[WORK TO DO] State only the number of lines that include "măsură".

[DATASET]

============================================================

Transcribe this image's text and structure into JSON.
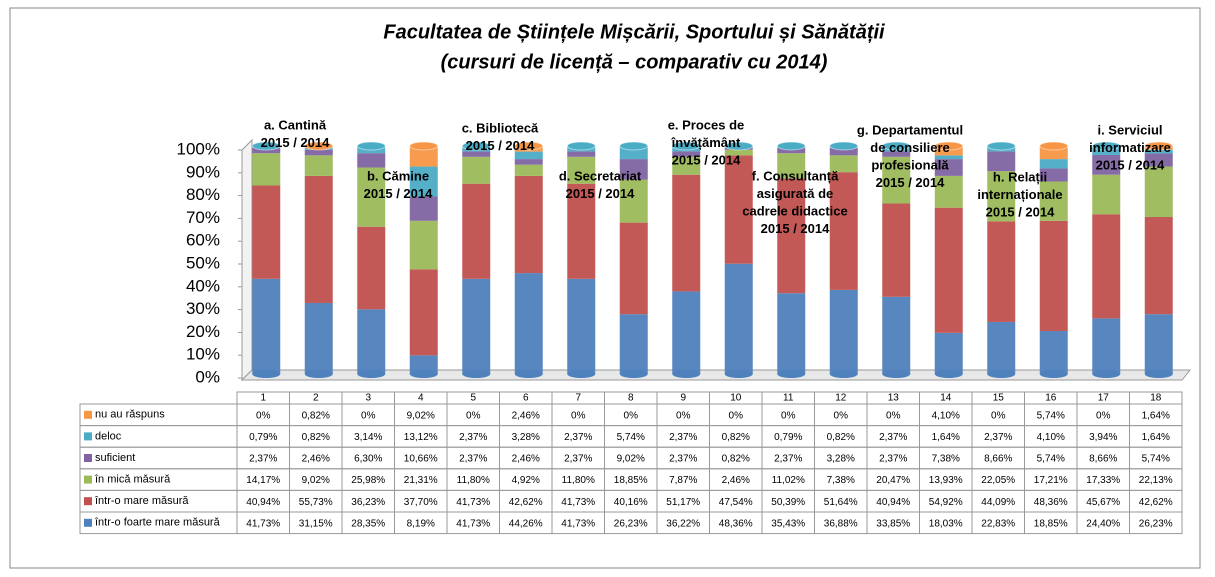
{
  "chart_data": {
    "type": "stacked-cylinder",
    "title": "Facultatea de Științele Mișcării, Sportului și Sănătății",
    "subtitle": "(cursuri de licență – comparativ cu 2014)",
    "categories": [
      "1",
      "2",
      "3",
      "4",
      "5",
      "6",
      "7",
      "8",
      "9",
      "10",
      "11",
      "12",
      "13",
      "14",
      "15",
      "16",
      "17",
      "18"
    ],
    "ylim": [
      0,
      100
    ],
    "yticks": [
      {
        "value": 0,
        "label": "0%"
      },
      {
        "value": 10,
        "label": "10%"
      },
      {
        "value": 20,
        "label": "20%"
      },
      {
        "value": 30,
        "label": "30%"
      },
      {
        "value": 40,
        "label": "40%"
      },
      {
        "value": 50,
        "label": "50%"
      },
      {
        "value": 60,
        "label": "60%"
      },
      {
        "value": 70,
        "label": "70%"
      },
      {
        "value": 80,
        "label": "80%"
      },
      {
        "value": 90,
        "label": "90%"
      },
      {
        "value": 100,
        "label": "100%"
      }
    ],
    "series": [
      {
        "name": "nu au răspuns",
        "color": "#f79646",
        "values": [
          0,
          0.82,
          0,
          9.02,
          0,
          2.46,
          0,
          0,
          0,
          0,
          0,
          0,
          0,
          4.1,
          0,
          5.74,
          0,
          1.64
        ],
        "value_labels": [
          "0%",
          "0,82%",
          "0%",
          "9,02%",
          "0%",
          "2,46%",
          "0%",
          "0%",
          "0%",
          "0%",
          "0%",
          "0%",
          "0%",
          "4,10%",
          "0%",
          "5,74%",
          "0%",
          "1,64%"
        ]
      },
      {
        "name": "deloc",
        "color": "#4bacc6",
        "values": [
          0.79,
          0.82,
          3.14,
          13.12,
          2.37,
          3.28,
          2.37,
          5.74,
          2.37,
          0.82,
          0.79,
          0.82,
          2.37,
          1.64,
          2.37,
          4.1,
          3.94,
          1.64
        ],
        "value_labels": [
          "0,79%",
          "0,82%",
          "3,14%",
          "13,12%",
          "2,37%",
          "3,28%",
          "2,37%",
          "5,74%",
          "2,37%",
          "0,82%",
          "0,79%",
          "0,82%",
          "2,37%",
          "1,64%",
          "2,37%",
          "4,10%",
          "3,94%",
          "1,64%"
        ]
      },
      {
        "name": "suficient",
        "color": "#8064a2",
        "values": [
          2.37,
          2.46,
          6.3,
          10.66,
          2.37,
          2.46,
          2.37,
          9.02,
          2.37,
          0.82,
          2.37,
          3.28,
          2.37,
          7.38,
          8.66,
          5.74,
          8.66,
          5.74
        ],
        "value_labels": [
          "2,37%",
          "2,46%",
          "6,30%",
          "10,66%",
          "2,37%",
          "2,46%",
          "2,37%",
          "9,02%",
          "2,37%",
          "0,82%",
          "2,37%",
          "3,28%",
          "2,37%",
          "7,38%",
          "8,66%",
          "5,74%",
          "8,66%",
          "5,74%"
        ]
      },
      {
        "name": "în mică măsură",
        "color": "#9bbb59",
        "values": [
          14.17,
          9.02,
          25.98,
          21.31,
          11.8,
          4.92,
          11.8,
          18.85,
          7.87,
          2.46,
          11.02,
          7.38,
          20.47,
          13.93,
          22.05,
          17.21,
          17.33,
          22.13
        ],
        "value_labels": [
          "14,17%",
          "9,02%",
          "25,98%",
          "21,31%",
          "11,80%",
          "4,92%",
          "11,80%",
          "18,85%",
          "7,87%",
          "2,46%",
          "11,02%",
          "7,38%",
          "20,47%",
          "13,93%",
          "22,05%",
          "17,21%",
          "17,33%",
          "22,13%"
        ]
      },
      {
        "name": "într-o mare măsură",
        "color": "#c0504d",
        "values": [
          40.94,
          55.73,
          36.23,
          37.7,
          41.73,
          42.62,
          41.73,
          40.16,
          51.17,
          47.54,
          50.39,
          51.64,
          40.94,
          54.92,
          44.09,
          48.36,
          45.67,
          42.62
        ],
        "value_labels": [
          "40,94%",
          "55,73%",
          "36,23%",
          "37,70%",
          "41,73%",
          "42,62%",
          "41,73%",
          "40,16%",
          "51,17%",
          "47,54%",
          "50,39%",
          "51,64%",
          "40,94%",
          "54,92%",
          "44,09%",
          "48,36%",
          "45,67%",
          "42,62%"
        ]
      },
      {
        "name": "într-o foarte mare măsură",
        "color": "#4f81bd",
        "values": [
          41.73,
          31.15,
          28.35,
          8.19,
          41.73,
          44.26,
          41.73,
          26.23,
          36.22,
          48.36,
          35.43,
          36.88,
          33.85,
          18.03,
          22.83,
          18.85,
          24.4,
          26.23
        ],
        "value_labels": [
          "41,73%",
          "31,15%",
          "28,35%",
          "8,19%",
          "41,73%",
          "44,26%",
          "41,73%",
          "26,23%",
          "36,22%",
          "48,36%",
          "35,43%",
          "36,88%",
          "33,85%",
          "18,03%",
          "22,83%",
          "18,85%",
          "24,40%",
          "26,23%"
        ]
      }
    ],
    "annotations": [
      [
        "a. Cantină",
        "2015 / 2014"
      ],
      [
        "b. Cămine",
        "2015 / 2014"
      ],
      [
        "c. Bibliotecă",
        "2015 / 2014"
      ],
      [
        "d. Secretariat",
        "2015 / 2014"
      ],
      [
        "e. Proces de",
        "învățământ",
        "2015 / 2014"
      ],
      [
        "f. Consultanță",
        "asigurată de",
        "cadrele didactice",
        "2015 / 2014"
      ],
      [
        "g. Departamentul",
        "de consiliere",
        "profesională",
        "2015 / 2014"
      ],
      [
        "h. Relații",
        "internaționale",
        "2015 / 2014"
      ],
      [
        "i. Serviciul",
        "informatizare",
        "2015 / 2014"
      ]
    ]
  }
}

============================================================

[SOLUTION TO THE PROBLEM] 3